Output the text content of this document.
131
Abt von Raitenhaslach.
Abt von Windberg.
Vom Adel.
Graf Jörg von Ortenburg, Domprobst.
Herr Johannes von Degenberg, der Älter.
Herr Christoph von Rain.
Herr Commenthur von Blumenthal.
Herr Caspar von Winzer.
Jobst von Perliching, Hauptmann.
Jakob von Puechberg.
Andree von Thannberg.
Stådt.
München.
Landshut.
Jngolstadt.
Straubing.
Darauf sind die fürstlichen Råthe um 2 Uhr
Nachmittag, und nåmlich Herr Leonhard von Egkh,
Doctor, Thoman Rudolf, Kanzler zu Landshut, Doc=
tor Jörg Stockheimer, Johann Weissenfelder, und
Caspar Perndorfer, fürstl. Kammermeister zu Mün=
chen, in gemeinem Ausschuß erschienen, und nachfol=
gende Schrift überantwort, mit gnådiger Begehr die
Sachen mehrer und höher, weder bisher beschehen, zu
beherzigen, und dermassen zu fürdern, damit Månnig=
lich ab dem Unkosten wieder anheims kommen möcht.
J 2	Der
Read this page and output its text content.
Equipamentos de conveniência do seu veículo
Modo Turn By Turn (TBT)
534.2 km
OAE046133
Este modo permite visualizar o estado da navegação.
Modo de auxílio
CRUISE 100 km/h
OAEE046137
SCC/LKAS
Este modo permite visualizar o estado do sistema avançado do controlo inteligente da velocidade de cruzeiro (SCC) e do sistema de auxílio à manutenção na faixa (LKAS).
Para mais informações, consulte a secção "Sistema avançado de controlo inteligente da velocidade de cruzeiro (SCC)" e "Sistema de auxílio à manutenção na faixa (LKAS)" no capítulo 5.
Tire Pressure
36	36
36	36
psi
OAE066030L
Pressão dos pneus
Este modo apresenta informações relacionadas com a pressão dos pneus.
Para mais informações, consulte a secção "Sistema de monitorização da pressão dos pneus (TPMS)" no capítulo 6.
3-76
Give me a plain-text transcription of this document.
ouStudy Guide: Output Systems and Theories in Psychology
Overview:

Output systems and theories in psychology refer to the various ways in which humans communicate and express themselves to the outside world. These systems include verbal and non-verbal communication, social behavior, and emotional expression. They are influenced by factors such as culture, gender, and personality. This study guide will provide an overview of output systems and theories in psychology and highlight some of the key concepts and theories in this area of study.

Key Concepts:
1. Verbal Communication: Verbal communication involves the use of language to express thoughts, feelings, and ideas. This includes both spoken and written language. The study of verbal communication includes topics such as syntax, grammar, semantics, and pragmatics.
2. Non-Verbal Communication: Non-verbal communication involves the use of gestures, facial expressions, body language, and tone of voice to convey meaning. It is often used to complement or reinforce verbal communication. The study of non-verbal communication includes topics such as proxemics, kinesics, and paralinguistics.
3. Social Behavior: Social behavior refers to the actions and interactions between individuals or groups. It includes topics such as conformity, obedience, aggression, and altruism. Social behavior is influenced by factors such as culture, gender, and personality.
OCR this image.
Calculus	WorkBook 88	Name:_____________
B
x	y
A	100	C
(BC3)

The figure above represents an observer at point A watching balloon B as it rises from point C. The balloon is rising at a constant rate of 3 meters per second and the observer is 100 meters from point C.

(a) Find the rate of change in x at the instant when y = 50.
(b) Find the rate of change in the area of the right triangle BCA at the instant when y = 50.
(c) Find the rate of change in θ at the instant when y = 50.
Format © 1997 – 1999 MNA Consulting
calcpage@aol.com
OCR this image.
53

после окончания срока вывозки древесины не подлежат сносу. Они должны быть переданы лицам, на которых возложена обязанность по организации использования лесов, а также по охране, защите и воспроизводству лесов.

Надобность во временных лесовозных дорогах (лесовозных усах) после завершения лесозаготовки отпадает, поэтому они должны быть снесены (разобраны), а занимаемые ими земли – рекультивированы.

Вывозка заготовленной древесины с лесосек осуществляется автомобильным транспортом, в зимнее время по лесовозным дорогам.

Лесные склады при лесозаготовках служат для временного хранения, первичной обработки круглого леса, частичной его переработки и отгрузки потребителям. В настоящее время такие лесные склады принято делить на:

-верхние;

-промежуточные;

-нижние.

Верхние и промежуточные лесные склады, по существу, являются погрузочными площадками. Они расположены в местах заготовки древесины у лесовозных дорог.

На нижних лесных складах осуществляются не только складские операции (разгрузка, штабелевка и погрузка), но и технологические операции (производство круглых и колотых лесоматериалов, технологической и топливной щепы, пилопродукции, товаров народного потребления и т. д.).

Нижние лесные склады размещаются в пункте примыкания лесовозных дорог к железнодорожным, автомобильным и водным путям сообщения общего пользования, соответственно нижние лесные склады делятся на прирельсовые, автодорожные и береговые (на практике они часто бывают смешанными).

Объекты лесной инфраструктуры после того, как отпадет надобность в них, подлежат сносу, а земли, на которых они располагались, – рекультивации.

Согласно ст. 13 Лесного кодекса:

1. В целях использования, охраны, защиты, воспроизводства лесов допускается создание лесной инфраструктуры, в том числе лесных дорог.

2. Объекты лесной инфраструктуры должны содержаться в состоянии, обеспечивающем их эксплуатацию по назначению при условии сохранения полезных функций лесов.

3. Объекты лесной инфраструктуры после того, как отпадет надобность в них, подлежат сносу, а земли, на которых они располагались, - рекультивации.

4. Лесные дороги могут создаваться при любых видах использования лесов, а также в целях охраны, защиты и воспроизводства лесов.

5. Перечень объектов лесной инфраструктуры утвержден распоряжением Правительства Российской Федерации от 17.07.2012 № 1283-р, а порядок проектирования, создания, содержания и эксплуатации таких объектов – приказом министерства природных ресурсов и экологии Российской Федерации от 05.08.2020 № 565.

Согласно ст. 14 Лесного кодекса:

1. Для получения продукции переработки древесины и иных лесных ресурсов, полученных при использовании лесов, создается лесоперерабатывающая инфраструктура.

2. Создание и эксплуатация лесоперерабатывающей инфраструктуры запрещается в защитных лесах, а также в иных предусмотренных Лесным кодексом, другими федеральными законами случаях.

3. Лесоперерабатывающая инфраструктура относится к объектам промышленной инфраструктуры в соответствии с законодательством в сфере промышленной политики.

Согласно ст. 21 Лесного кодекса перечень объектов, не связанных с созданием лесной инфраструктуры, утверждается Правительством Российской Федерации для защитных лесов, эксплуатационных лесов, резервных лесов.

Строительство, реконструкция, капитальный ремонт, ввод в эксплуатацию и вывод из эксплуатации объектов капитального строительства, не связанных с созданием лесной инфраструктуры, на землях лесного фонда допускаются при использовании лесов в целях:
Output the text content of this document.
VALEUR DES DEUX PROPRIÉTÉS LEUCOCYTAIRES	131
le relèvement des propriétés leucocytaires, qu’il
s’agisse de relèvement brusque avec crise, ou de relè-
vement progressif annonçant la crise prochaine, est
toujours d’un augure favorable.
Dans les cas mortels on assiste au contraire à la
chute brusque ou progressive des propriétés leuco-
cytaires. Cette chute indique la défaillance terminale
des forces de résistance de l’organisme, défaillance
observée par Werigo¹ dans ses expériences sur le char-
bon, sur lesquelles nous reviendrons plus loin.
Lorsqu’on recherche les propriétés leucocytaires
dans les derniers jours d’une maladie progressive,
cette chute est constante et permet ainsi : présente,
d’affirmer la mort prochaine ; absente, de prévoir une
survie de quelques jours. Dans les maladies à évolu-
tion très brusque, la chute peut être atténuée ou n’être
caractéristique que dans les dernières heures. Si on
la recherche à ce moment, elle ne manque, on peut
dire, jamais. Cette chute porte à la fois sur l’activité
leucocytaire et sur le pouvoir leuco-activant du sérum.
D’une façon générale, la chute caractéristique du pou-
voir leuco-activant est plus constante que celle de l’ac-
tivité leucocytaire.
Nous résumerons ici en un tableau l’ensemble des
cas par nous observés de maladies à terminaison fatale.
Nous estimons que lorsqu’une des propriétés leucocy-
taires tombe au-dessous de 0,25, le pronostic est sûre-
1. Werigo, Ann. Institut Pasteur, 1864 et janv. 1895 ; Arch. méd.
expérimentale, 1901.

^^^^^^^^^^^^^^^^

*THE REQUEST:* State how many lines above contain the string "промежуточные", with no other words.

*ANSWER TO THIS EXERCISE:* 2